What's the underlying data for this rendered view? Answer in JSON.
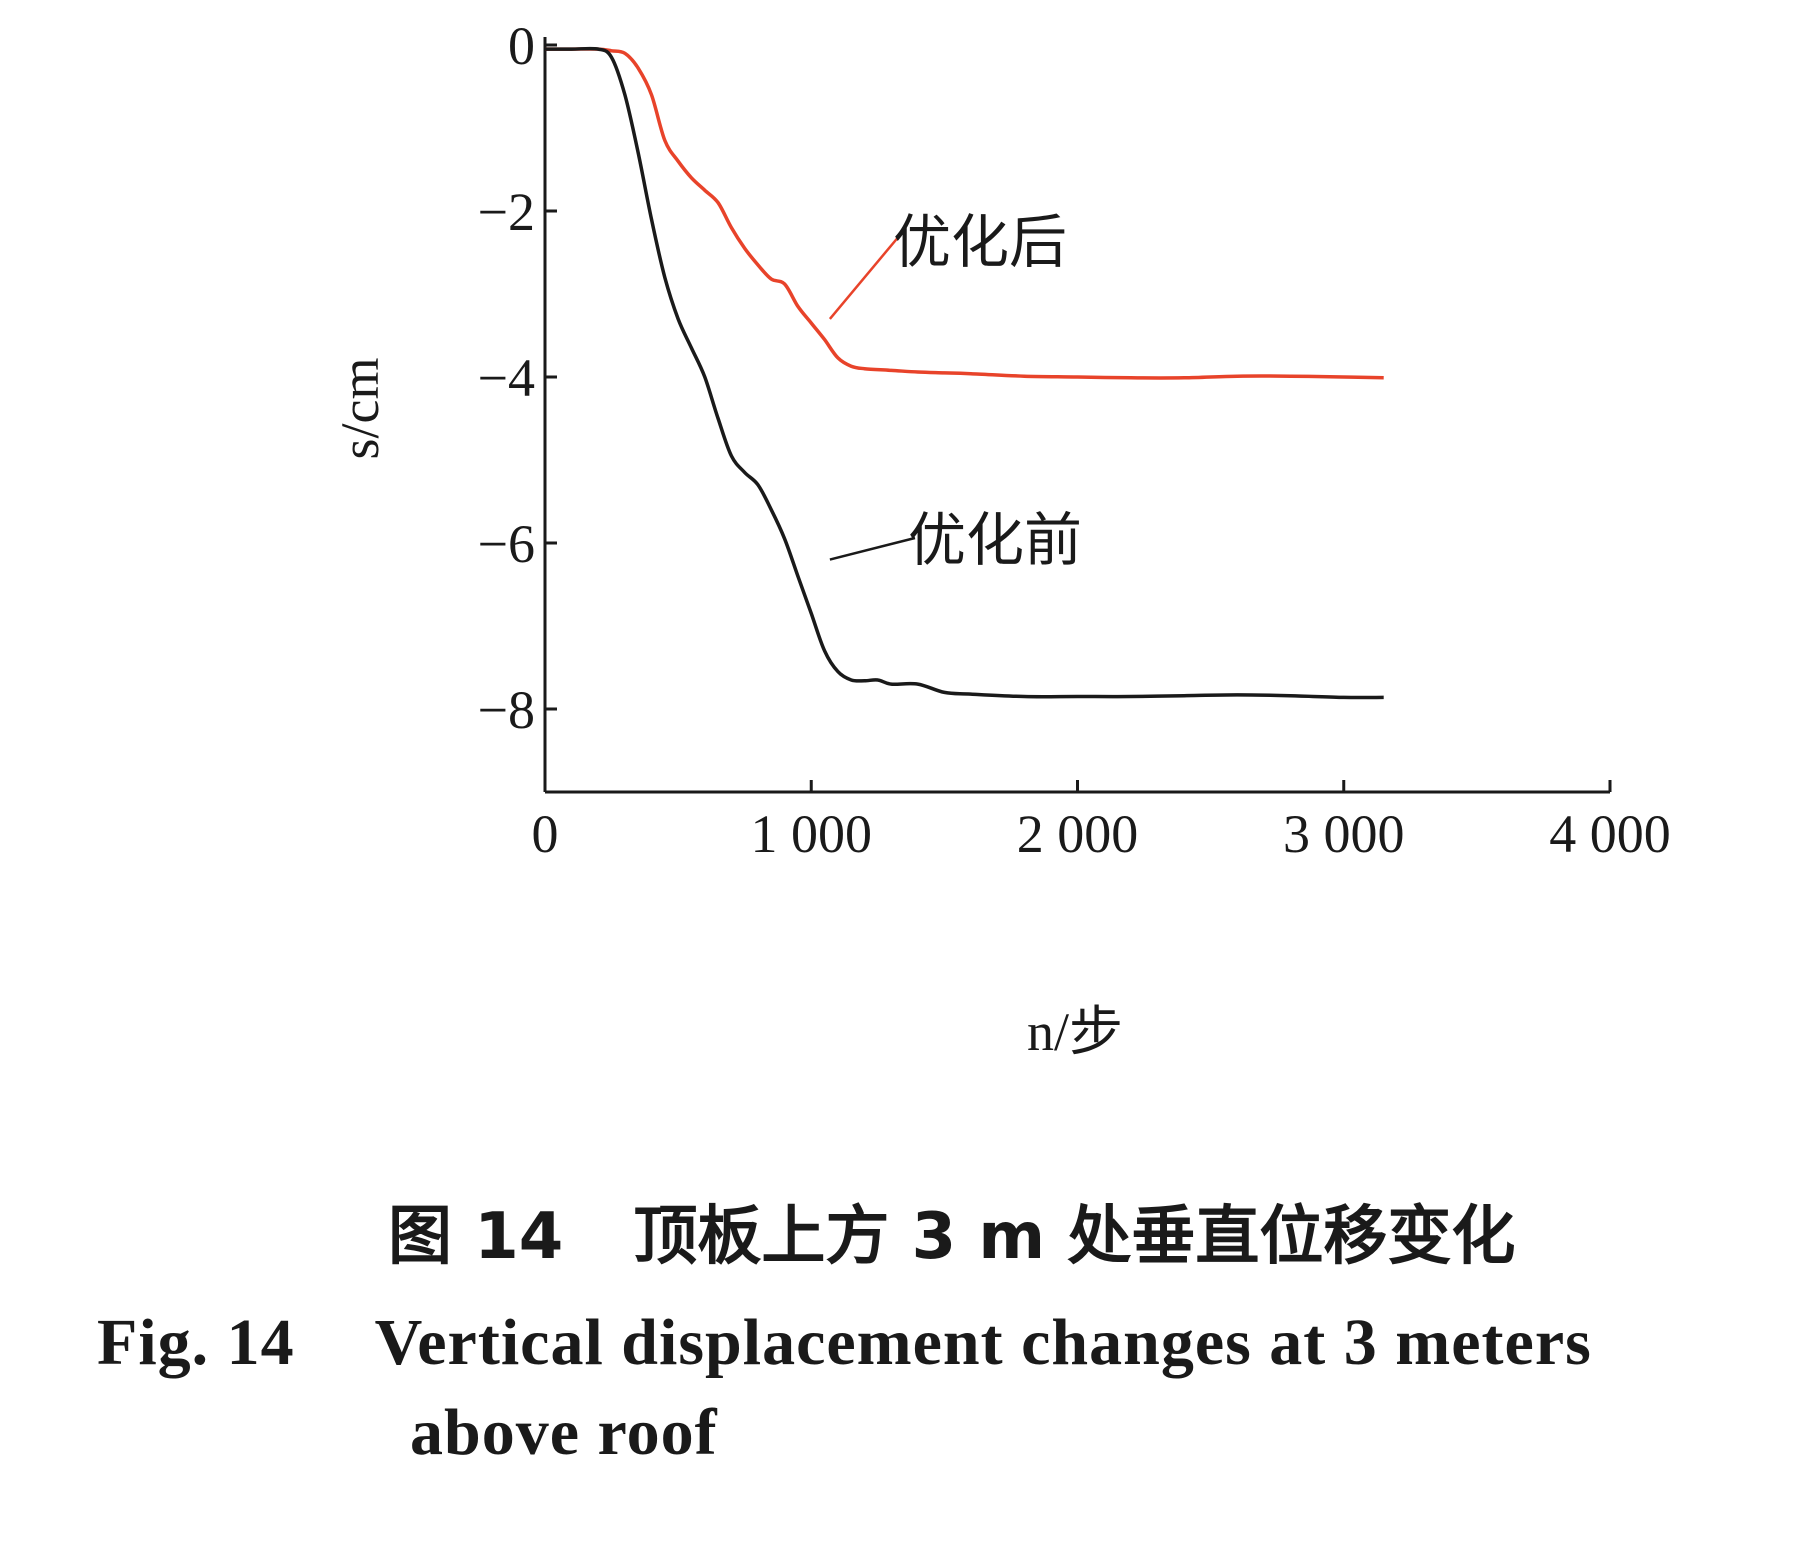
{
  "chart_data": {
    "type": "line",
    "title": "",
    "xlabel": "n/步",
    "ylabel": "s/cm",
    "xlim": [
      0,
      4000
    ],
    "ylim": [
      -9,
      0
    ],
    "xticks": [
      {
        "value": 0,
        "label": "0"
      },
      {
        "value": 1000,
        "label": "1 000"
      },
      {
        "value": 2000,
        "label": "2 000"
      },
      {
        "value": 3000,
        "label": "3 000"
      },
      {
        "value": 4000,
        "label": "4 000"
      }
    ],
    "yticks": [
      {
        "value": 0,
        "label": "0"
      },
      {
        "value": -2,
        "label": "−2"
      },
      {
        "value": -4,
        "label": "−4"
      },
      {
        "value": -6,
        "label": "−6"
      },
      {
        "value": -8,
        "label": "−8"
      }
    ],
    "grid": false,
    "series": [
      {
        "name": "优化后",
        "color": "#e8432a",
        "label_anchor": {
          "x": 1070,
          "y": -3.3
        },
        "x": [
          0,
          100,
          200,
          250,
          300,
          350,
          400,
          450,
          500,
          550,
          600,
          650,
          700,
          750,
          800,
          850,
          900,
          950,
          1000,
          1050,
          1100,
          1150,
          1200,
          1300,
          1400,
          1500,
          1600,
          1800,
          2000,
          2200,
          2400,
          2600,
          2800,
          3000,
          3150
        ],
        "y": [
          -0.05,
          -0.05,
          -0.05,
          -0.07,
          -0.1,
          -0.28,
          -0.6,
          -1.15,
          -1.4,
          -1.6,
          -1.75,
          -1.9,
          -2.2,
          -2.45,
          -2.65,
          -2.82,
          -2.88,
          -3.15,
          -3.35,
          -3.55,
          -3.77,
          -3.87,
          -3.9,
          -3.92,
          -3.94,
          -3.95,
          -3.96,
          -3.99,
          -4.0,
          -4.01,
          -4.01,
          -3.99,
          -3.99,
          -4.0,
          -4.01
        ]
      },
      {
        "name": "优化前",
        "color": "#1a1a1a",
        "label_anchor": {
          "x": 1070,
          "y": -6.2
        },
        "x": [
          0,
          100,
          200,
          250,
          300,
          350,
          400,
          450,
          500,
          550,
          600,
          650,
          700,
          750,
          800,
          850,
          900,
          950,
          1000,
          1050,
          1100,
          1150,
          1200,
          1250,
          1300,
          1400,
          1500,
          1600,
          1800,
          2000,
          2200,
          2400,
          2600,
          2800,
          3000,
          3150
        ],
        "y": [
          -0.05,
          -0.05,
          -0.05,
          -0.15,
          -0.6,
          -1.3,
          -2.1,
          -2.8,
          -3.3,
          -3.65,
          -4.0,
          -4.5,
          -4.95,
          -5.15,
          -5.3,
          -5.6,
          -5.95,
          -6.4,
          -6.85,
          -7.3,
          -7.55,
          -7.65,
          -7.66,
          -7.65,
          -7.7,
          -7.7,
          -7.8,
          -7.82,
          -7.85,
          -7.85,
          -7.85,
          -7.84,
          -7.83,
          -7.84,
          -7.86,
          -7.86
        ]
      }
    ]
  },
  "caption": {
    "cn_number": "图 14",
    "cn_title": "顶板上方 3 m 处垂直位移变化",
    "en_number": "Fig.  14",
    "en_title_line1": "Vertical displacement changes at 3 meters",
    "en_title_line2": "above roof"
  }
}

++++++++

> SET TASK: Scan the material above. Return every line containing the string "value".

> REPLY TO THE EXERCISE:
        "value": 0,
        "value": 1000,
        "value": 2000,
        "value": 3000,
        "value": 4000,
        "value": 0,
        "value": -2,
        "value": -4,
        "value": -6,
        "value": -8,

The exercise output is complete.